→ What you have to do:
Would you write out the entries below, every one of them, exactly?

Stored items from a collection
╭──

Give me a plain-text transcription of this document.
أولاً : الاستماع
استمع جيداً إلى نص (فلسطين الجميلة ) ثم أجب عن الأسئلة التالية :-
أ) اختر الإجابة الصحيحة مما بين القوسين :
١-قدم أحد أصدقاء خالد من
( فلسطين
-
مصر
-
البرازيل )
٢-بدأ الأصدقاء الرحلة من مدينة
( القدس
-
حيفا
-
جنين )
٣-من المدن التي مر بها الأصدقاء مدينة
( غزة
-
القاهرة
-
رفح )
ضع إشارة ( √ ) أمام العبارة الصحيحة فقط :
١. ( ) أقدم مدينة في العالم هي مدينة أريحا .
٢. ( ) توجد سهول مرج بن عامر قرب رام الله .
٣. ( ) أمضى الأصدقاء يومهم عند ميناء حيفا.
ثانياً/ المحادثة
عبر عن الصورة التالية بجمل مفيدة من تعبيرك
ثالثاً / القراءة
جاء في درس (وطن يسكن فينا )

╰──

→ Exercise output:
Give me a plain-text transcription of this document.
أولاً : الاستماع
استمع جيداً إلى نص (فلسطين الجميلة ) ثم أجب عن الأسئلة التالية :-
أ) اختر الإجابة الصحيحة مما بين القوسين :
١-قدم أحد أصدقاء خالد من
( فلسطين
-
مصر
-
البرازيل )
٢-بدأ الأصدقاء الرحلة من مدينة
( القدس
-
حيفا
-
جنين )
٣-من المدن التي مر بها الأصدقاء مدينة
( غزة
-
القاهرة
-
رفح )
ضع إشارة ( √ ) أمام العبارة الصحيحة فقط :
١. ( ) أقدم مدينة في العالم هي مدينة أريحا .
٢. ( ) توجد سهول مرج بن عامر قرب رام الله .
٣. ( ) أمضى الأصدقاء يومهم عند ميناء حيفا.
ثانياً/ المحادثة
عبر عن الصورة التالية بجمل مفيدة من تعبيرك
ثالثاً / القراءة
جاء في درس (وطن يسكن فينا )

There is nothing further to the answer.